Quote every line as written. Omit pictures.

** START OF Data shown **

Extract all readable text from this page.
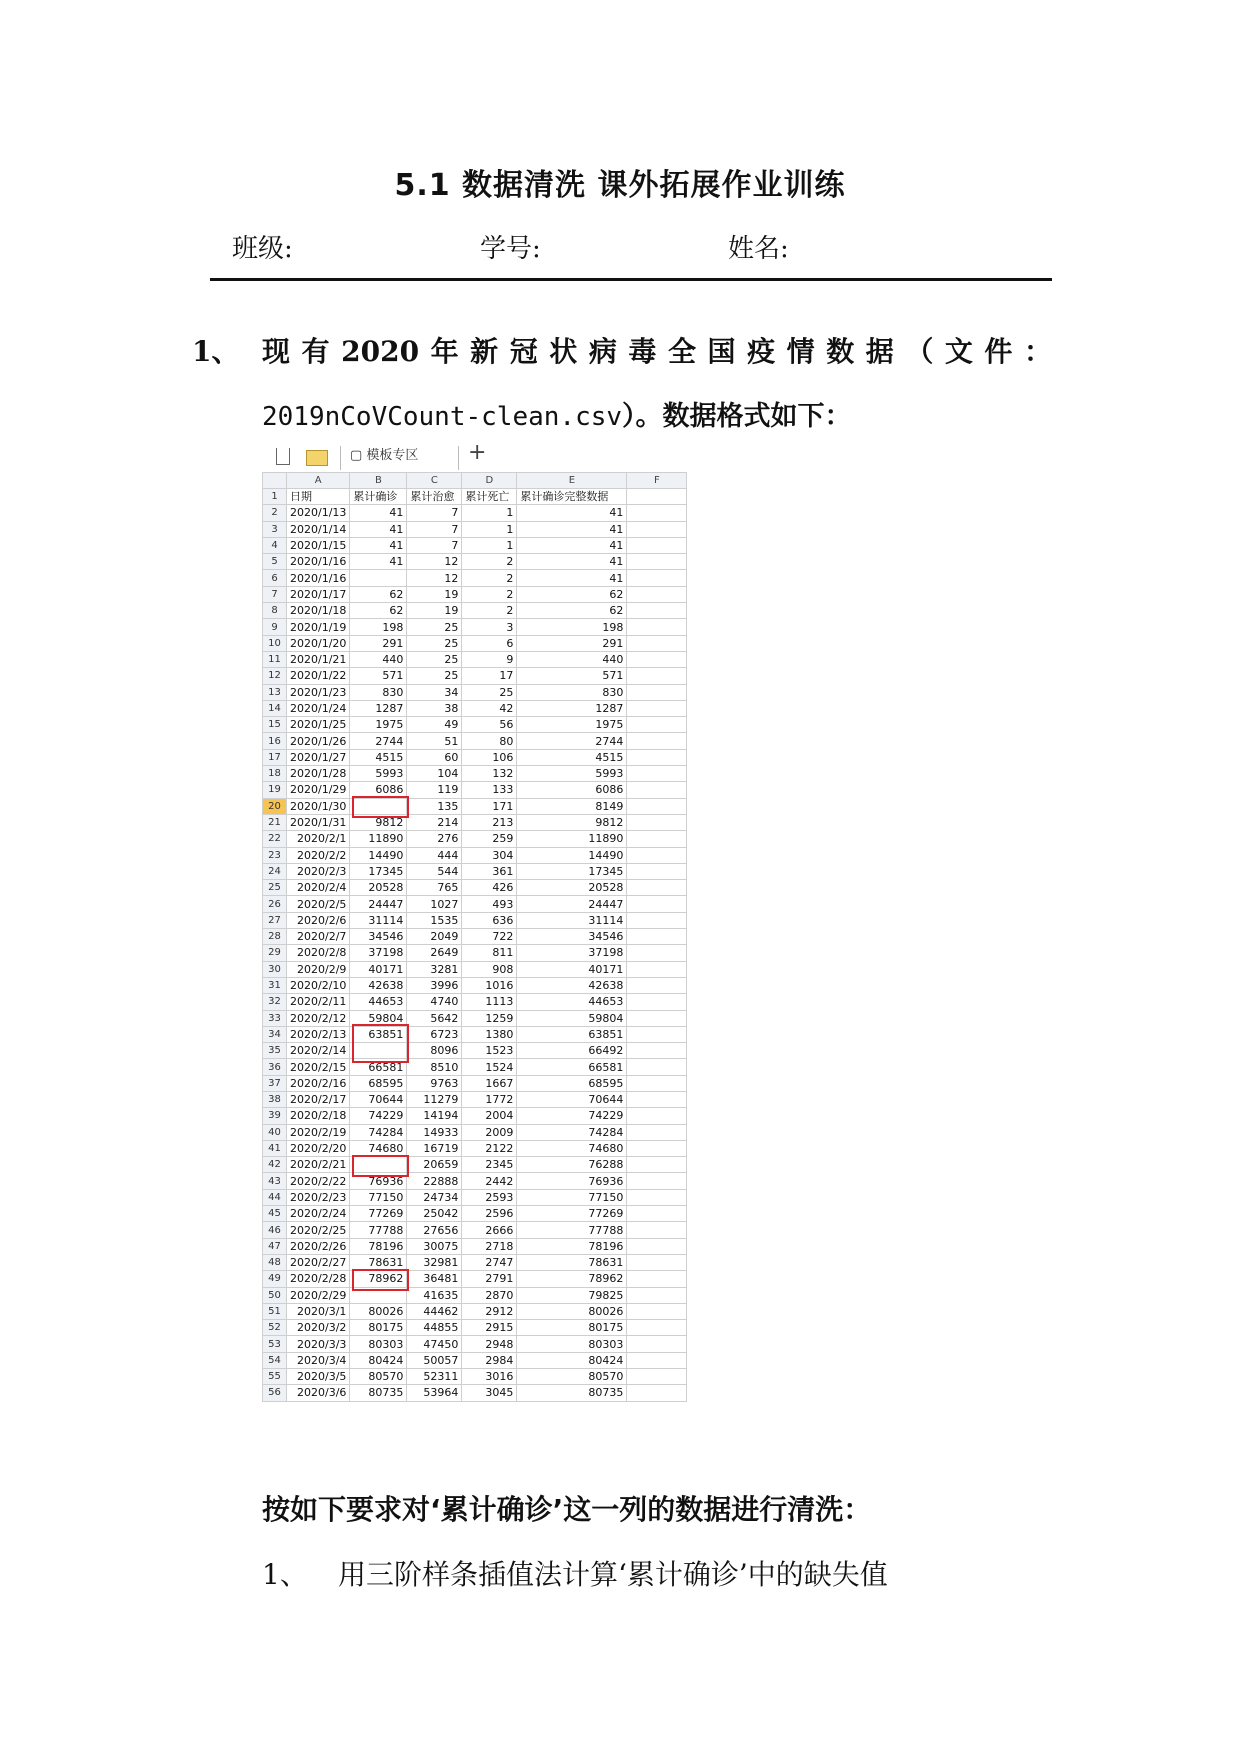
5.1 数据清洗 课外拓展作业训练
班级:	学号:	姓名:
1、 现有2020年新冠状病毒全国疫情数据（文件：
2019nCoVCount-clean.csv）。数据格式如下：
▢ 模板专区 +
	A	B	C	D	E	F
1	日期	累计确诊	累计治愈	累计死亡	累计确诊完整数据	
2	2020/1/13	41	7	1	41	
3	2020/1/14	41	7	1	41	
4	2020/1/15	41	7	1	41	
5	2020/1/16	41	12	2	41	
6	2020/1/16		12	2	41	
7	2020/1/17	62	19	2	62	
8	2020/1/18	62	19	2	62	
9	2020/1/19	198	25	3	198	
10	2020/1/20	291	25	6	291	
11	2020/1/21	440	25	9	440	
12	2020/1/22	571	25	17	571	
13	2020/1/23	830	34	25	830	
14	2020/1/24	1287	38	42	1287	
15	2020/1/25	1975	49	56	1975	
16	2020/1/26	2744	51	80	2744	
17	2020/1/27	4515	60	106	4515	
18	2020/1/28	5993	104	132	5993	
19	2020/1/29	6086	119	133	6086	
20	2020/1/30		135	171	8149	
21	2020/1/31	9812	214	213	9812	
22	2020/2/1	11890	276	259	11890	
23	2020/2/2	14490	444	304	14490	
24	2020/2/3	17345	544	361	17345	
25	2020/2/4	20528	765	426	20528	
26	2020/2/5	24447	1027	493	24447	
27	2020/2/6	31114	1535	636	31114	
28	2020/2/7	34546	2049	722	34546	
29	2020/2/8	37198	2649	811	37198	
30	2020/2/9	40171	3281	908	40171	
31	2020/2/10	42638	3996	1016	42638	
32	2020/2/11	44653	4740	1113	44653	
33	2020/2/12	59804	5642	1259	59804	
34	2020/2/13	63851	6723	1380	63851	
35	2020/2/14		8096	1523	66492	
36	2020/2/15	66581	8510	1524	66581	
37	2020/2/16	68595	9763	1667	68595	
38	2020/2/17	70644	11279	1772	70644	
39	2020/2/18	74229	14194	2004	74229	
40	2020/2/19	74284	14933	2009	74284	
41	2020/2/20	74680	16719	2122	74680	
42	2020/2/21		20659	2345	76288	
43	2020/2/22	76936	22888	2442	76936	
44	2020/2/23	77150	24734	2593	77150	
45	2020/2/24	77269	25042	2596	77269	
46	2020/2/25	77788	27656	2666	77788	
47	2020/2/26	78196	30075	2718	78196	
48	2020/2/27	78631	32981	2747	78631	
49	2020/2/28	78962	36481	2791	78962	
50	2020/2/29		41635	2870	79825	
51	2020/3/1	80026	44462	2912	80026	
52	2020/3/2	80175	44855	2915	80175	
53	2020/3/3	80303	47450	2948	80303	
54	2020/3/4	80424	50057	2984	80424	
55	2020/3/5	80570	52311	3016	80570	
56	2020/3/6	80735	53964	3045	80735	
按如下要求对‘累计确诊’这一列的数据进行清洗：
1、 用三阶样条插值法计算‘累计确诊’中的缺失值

** END OF Data shown **

Reply to the exercise>
Extract all readable text from this page.
5.1 数据清洗 课外拓展作业训练
班级:	学号:	姓名:
1、 现有2020年新冠状病毒全国疫情数据（文件：
2019nCoVCount-clean.csv）。数据格式如下：
▢ 模板专区 +
	A	B	C	D	E	F
1	日期	累计确诊	累计治愈	累计死亡	累计确诊完整数据	
2	2020/1/13	41	7	1	41	
3	2020/1/14	41	7	1	41	
4	2020/1/15	41	7	1	41	
5	2020/1/16	41	12	2	41	
6	2020/1/16		12	2	41	
7	2020/1/17	62	19	2	62	
8	2020/1/18	62	19	2	62	
9	2020/1/19	198	25	3	198	
10	2020/1/20	291	25	6	291	
11	2020/1/21	440	25	9	440	
12	2020/1/22	571	25	17	571	
13	2020/1/23	830	34	25	830	
14	2020/1/24	1287	38	42	1287	
15	2020/1/25	1975	49	56	1975	
16	2020/1/26	2744	51	80	2744	
17	2020/1/27	4515	60	106	4515	
18	2020/1/28	5993	104	132	5993	
19	2020/1/29	6086	119	133	6086	
20	2020/1/30		135	171	8149	
21	2020/1/31	9812	214	213	9812	
22	2020/2/1	11890	276	259	11890	
23	2020/2/2	14490	444	304	14490	
24	2020/2/3	17345	544	361	17345	
25	2020/2/4	20528	765	426	20528	
26	2020/2/5	24447	1027	493	24447	
27	2020/2/6	31114	1535	636	31114	
28	2020/2/7	34546	2049	722	34546	
29	2020/2/8	37198	2649	811	37198	
30	2020/2/9	40171	3281	908	40171	
31	2020/2/10	42638	3996	1016	42638	
32	2020/2/11	44653	4740	1113	44653	
33	2020/2/12	59804	5642	1259	59804	
34	2020/2/13	63851	6723	1380	63851	
35	2020/2/14		8096	1523	66492	
36	2020/2/15	66581	8510	1524	66581	
37	2020/2/16	68595	9763	1667	68595	
38	2020/2/17	70644	11279	1772	70644	
39	2020/2/18	74229	14194	2004	74229	
40	2020/2/19	74284	14933	2009	74284	
41	2020/2/20	74680	16719	2122	74680	
42	2020/2/21		20659	2345	76288	
43	2020/2/22	76936	22888	2442	76936	
44	2020/2/23	77150	24734	2593	77150	
45	2020/2/24	77269	25042	2596	77269	
46	2020/2/25	77788	27656	2666	77788	
47	2020/2/26	78196	30075	2718	78196	
48	2020/2/27	78631	32981	2747	78631	
49	2020/2/28	78962	36481	2791	78962	
50	2020/2/29		41635	2870	79825	
51	2020/3/1	80026	44462	2912	80026	
52	2020/3/2	80175	44855	2915	80175	
53	2020/3/3	80303	47450	2948	80303	
54	2020/3/4	80424	50057	2984	80424	
55	2020/3/5	80570	52311	3016	80570	
56	2020/3/6	80735	53964	3045	80735	
按如下要求对‘累计确诊’这一列的数据进行清洗：
1、 用三阶样条插值法计算‘累计确诊’中的缺失值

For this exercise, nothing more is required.